Stored dataset items:
▼

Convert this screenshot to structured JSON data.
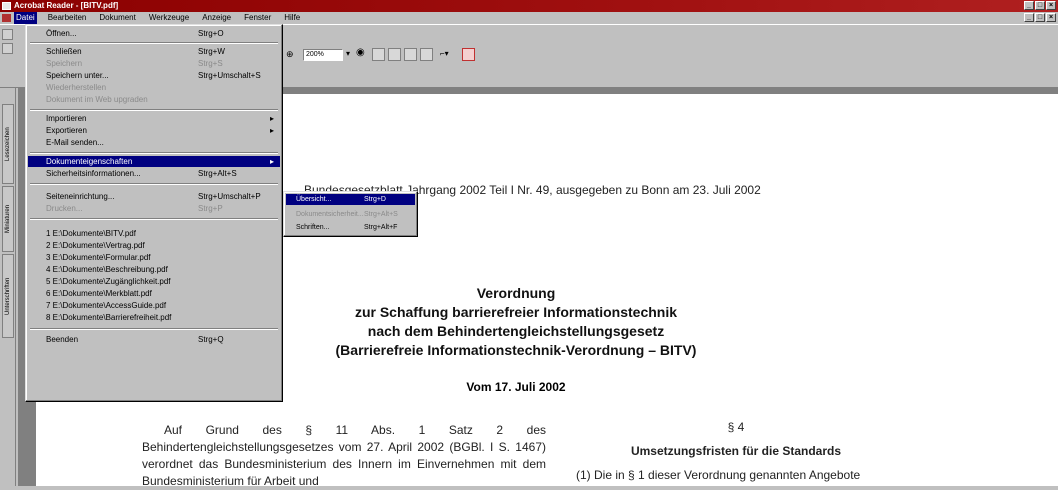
{
  "window": {
    "title": "Acrobat Reader - [BITV.pdf]",
    "caption_min": "_",
    "caption_max": "□",
    "caption_close": "×"
  },
  "menubar": {
    "items": [
      "Datei",
      "Bearbeiten",
      "Dokument",
      "Werkzeuge",
      "Anzeige",
      "Fenster",
      "Hilfe"
    ]
  },
  "toolbar": {
    "zoom_value": "200%",
    "zoom_arrow": "▾"
  },
  "nav_tabs": [
    "Lesezeichen",
    "Miniaturen",
    "Unterschriften"
  ],
  "file_menu": {
    "items": [
      {
        "label": "Öffnen...",
        "shortcut": "Strg+O",
        "state": "normal"
      },
      {
        "label": "Schließen",
        "shortcut": "Strg+W",
        "state": "normal"
      },
      {
        "label": "Speichern",
        "shortcut": "Strg+S",
        "state": "disabled"
      },
      {
        "label": "Speichern unter...",
        "shortcut": "Strg+Umschalt+S",
        "state": "normal"
      },
      {
        "label": "Wiederherstellen",
        "shortcut": "",
        "state": "disabled"
      },
      {
        "label": "Dokument im Web upgraden",
        "shortcut": "",
        "state": "disabled"
      },
      {
        "label": "Importieren",
        "shortcut": "",
        "state": "submenu"
      },
      {
        "label": "Exportieren",
        "shortcut": "",
        "state": "submenu"
      },
      {
        "label": "E-Mail senden...",
        "shortcut": "",
        "state": "normal"
      },
      {
        "label": "Dokumenteigenschaften",
        "shortcut": "",
        "state": "highlighted"
      },
      {
        "label": "Sicherheitsinformationen...",
        "shortcut": "Strg+Alt+S",
        "state": "normal"
      },
      {
        "label": "Seiteneinrichtung...",
        "shortcut": "Strg+Umschalt+P",
        "state": "normal"
      },
      {
        "label": "Drucken...",
        "shortcut": "Strg+P",
        "state": "disabled"
      },
      {
        "label": "1 E:\\Dokumente\\BITV.pdf",
        "shortcut": "",
        "state": "normal"
      },
      {
        "label": "2 E:\\Dokumente\\Vertrag.pdf",
        "shortcut": "",
        "state": "normal"
      },
      {
        "label": "3 E:\\Dokumente\\Formular.pdf",
        "shortcut": "",
        "state": "normal"
      },
      {
        "label": "4 E:\\Dokumente\\Beschreibung.pdf",
        "shortcut": "",
        "state": "normal"
      },
      {
        "label": "5 E:\\Dokumente\\Zugänglichkeit.pdf",
        "shortcut": "",
        "state": "normal"
      },
      {
        "label": "6 E:\\Dokumente\\Merkblatt.pdf",
        "shortcut": "",
        "state": "normal"
      },
      {
        "label": "7 E:\\Dokumente\\AccessGuide.pdf",
        "shortcut": "",
        "state": "normal"
      },
      {
        "label": "8 E:\\Dokumente\\Barrierefreiheit.pdf",
        "shortcut": "",
        "state": "normal"
      },
      {
        "label": "Beenden",
        "shortcut": "Strg+Q",
        "state": "normal"
      }
    ],
    "submenu_arrow": "▸"
  },
  "properties_submenu": {
    "items": [
      {
        "label": "Übersicht...",
        "shortcut": "Strg+D",
        "state": "highlighted"
      },
      {
        "label": "Dokumentsicherheit...",
        "shortcut": "Strg+Alt+S",
        "state": "disabled"
      },
      {
        "label": "Schriften...",
        "shortcut": "Strg+Alt+F",
        "state": "normal"
      }
    ]
  },
  "document": {
    "header": "Bundesgesetzblatt Jahrgang 2002 Teil I Nr. 49, ausgegeben zu Bonn am 23. Juli 2002",
    "title_lines": [
      "Verordnung",
      "zur Schaffung barrierefreier Informationstechnik",
      "nach dem Behindertengleichstellungsgesetz",
      "(Barrierefreie Informationstechnik-Verordnung – BITV)"
    ],
    "date": "Vom 17. Juli 2002",
    "left_paragraph": "Auf Grund des § 11 Abs. 1 Satz 2 des Behindertengleichstellungsgesetzes vom 27. April 2002 (BGBl. I S. 1467) verordnet das Bundesministerium des Innern im Einvernehmen mit dem Bundesministerium für Arbeit und",
    "section_number": "§ 4",
    "section_title": "Umsetzungsfristen für die Standards",
    "section_text": "(1) Die in § 1 dieser Verordnung genannten Angebote"
  },
  "colors": {
    "titlebar": "#8b0000",
    "highlight": "#000080",
    "chrome": "#c0c0c0"
  }
}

▲

→ **Directions for this task**
Check every line of the data above for the string "Speichern", and copy those that have it.

→ **Task output**
        "label": "Speichern",
        "label": "Speichern unter...",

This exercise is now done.